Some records
○ ○ ○ ○ ○ ○ ○

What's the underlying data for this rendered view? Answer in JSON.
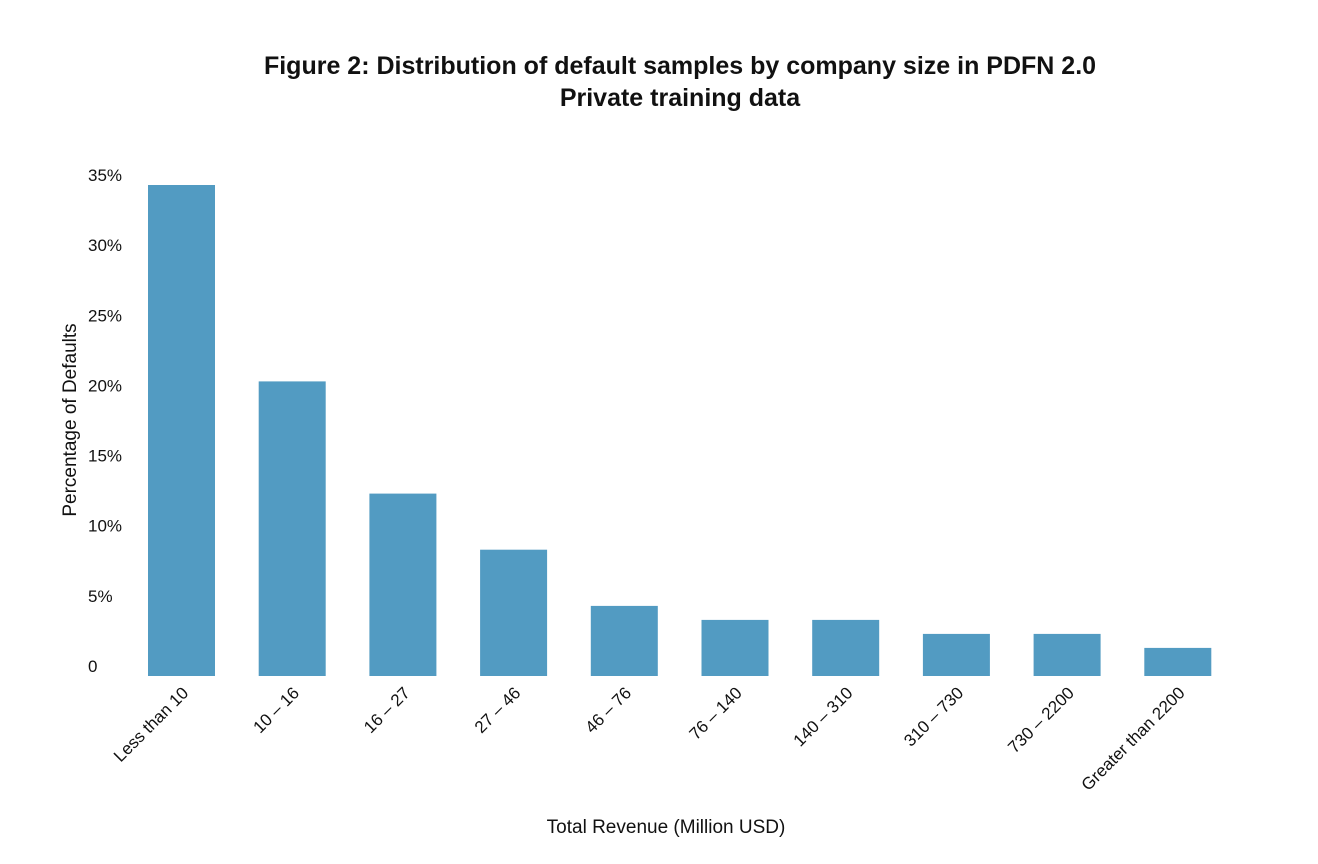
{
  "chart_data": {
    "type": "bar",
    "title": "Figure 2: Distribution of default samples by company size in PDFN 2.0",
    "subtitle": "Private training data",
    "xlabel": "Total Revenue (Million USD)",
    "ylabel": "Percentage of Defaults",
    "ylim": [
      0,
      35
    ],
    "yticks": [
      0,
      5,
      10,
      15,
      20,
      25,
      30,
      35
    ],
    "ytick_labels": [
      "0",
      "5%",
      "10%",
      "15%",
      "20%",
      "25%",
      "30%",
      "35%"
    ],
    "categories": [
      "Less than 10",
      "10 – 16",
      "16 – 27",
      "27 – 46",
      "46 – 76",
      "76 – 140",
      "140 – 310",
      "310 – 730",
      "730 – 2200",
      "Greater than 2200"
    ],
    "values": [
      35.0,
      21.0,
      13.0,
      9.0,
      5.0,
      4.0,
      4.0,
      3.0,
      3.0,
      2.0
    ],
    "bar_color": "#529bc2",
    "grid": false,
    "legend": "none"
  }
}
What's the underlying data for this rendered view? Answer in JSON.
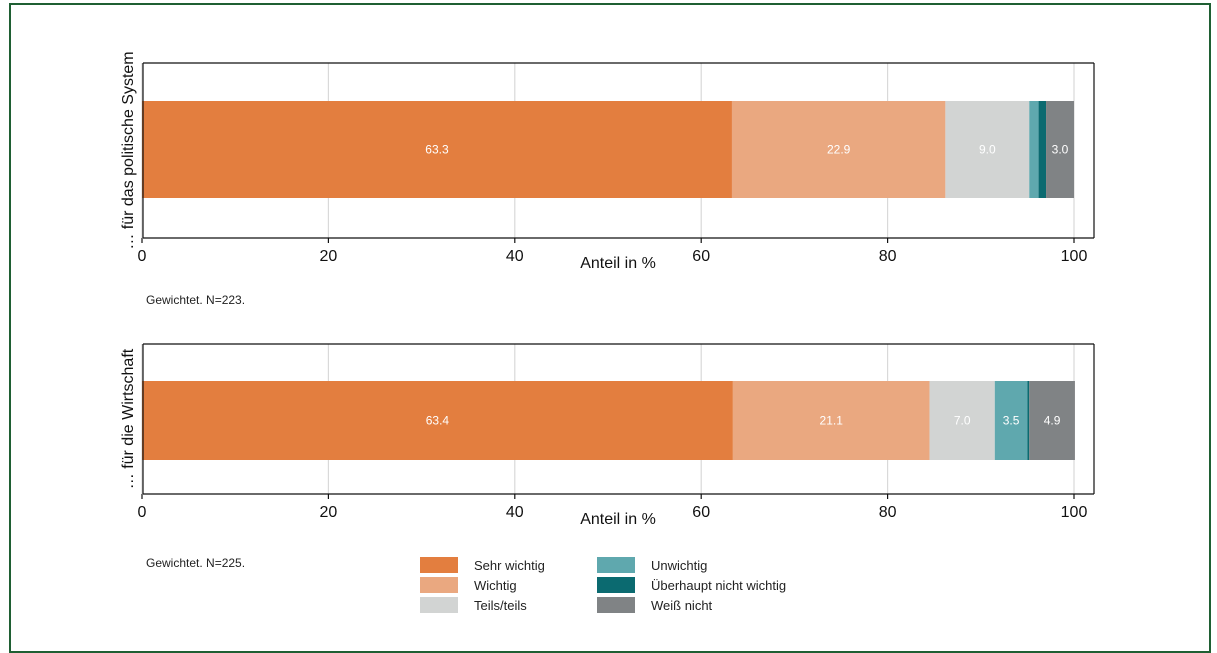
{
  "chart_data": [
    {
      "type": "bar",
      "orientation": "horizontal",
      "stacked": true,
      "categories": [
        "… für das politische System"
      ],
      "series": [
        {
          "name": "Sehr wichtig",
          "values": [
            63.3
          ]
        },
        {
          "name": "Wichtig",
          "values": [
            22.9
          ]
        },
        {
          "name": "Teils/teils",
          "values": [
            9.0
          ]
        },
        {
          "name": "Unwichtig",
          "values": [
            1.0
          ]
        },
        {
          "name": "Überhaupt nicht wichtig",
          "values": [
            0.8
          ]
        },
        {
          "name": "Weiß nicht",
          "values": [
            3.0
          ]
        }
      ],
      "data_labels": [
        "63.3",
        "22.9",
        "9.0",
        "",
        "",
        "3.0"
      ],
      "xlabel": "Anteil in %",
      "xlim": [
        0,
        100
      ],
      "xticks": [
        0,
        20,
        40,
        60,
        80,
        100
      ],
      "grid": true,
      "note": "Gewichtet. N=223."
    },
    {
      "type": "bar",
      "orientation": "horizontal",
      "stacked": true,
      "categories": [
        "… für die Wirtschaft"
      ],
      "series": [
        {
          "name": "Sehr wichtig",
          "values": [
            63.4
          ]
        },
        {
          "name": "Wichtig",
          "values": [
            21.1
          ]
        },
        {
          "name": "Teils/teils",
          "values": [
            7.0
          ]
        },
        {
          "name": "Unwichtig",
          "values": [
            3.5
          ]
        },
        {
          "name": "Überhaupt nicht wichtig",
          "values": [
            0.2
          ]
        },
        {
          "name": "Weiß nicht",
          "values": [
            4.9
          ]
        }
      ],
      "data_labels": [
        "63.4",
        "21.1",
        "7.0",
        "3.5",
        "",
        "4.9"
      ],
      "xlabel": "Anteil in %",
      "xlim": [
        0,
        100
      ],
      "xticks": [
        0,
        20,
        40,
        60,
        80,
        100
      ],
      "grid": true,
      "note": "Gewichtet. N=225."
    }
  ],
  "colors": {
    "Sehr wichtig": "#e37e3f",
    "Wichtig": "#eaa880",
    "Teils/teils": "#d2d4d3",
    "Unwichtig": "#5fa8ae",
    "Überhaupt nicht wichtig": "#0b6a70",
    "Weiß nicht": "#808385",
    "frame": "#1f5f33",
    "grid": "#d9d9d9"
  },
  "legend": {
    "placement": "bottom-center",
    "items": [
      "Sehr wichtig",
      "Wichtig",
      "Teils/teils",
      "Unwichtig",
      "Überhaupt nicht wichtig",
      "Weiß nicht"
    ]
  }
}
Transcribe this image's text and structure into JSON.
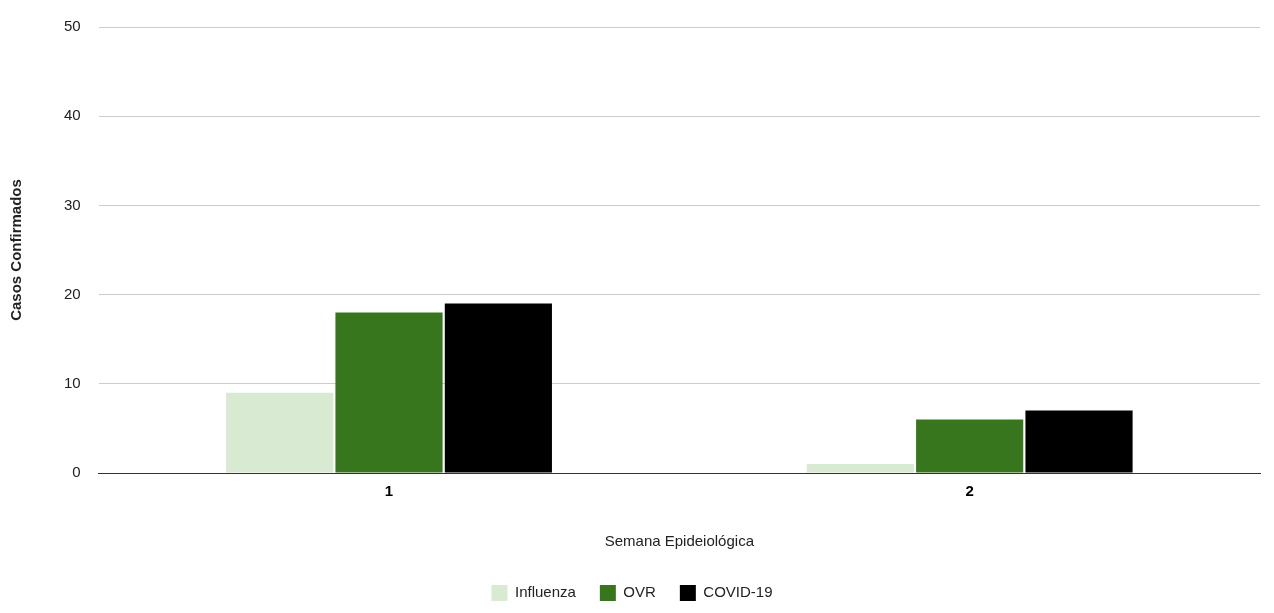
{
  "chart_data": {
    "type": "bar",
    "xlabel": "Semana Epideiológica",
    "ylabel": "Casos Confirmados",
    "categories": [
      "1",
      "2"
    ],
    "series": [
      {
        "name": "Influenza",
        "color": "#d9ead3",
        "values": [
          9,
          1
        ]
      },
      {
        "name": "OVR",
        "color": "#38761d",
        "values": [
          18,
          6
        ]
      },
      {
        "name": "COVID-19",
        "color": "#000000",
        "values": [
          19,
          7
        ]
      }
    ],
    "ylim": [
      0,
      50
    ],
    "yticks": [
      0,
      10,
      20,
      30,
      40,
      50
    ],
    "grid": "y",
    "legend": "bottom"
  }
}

○ ○ ○ ○ ○ ○ ○

◆ Your task ◆
Identify each line containing the string "Unwichtig" and copy it out.

◆ Answer for the task ◆
          "name": "Unwichtig",
          "name": "Unwichtig",
    "Unwichtig": "#5fa8ae",
      "Unwichtig",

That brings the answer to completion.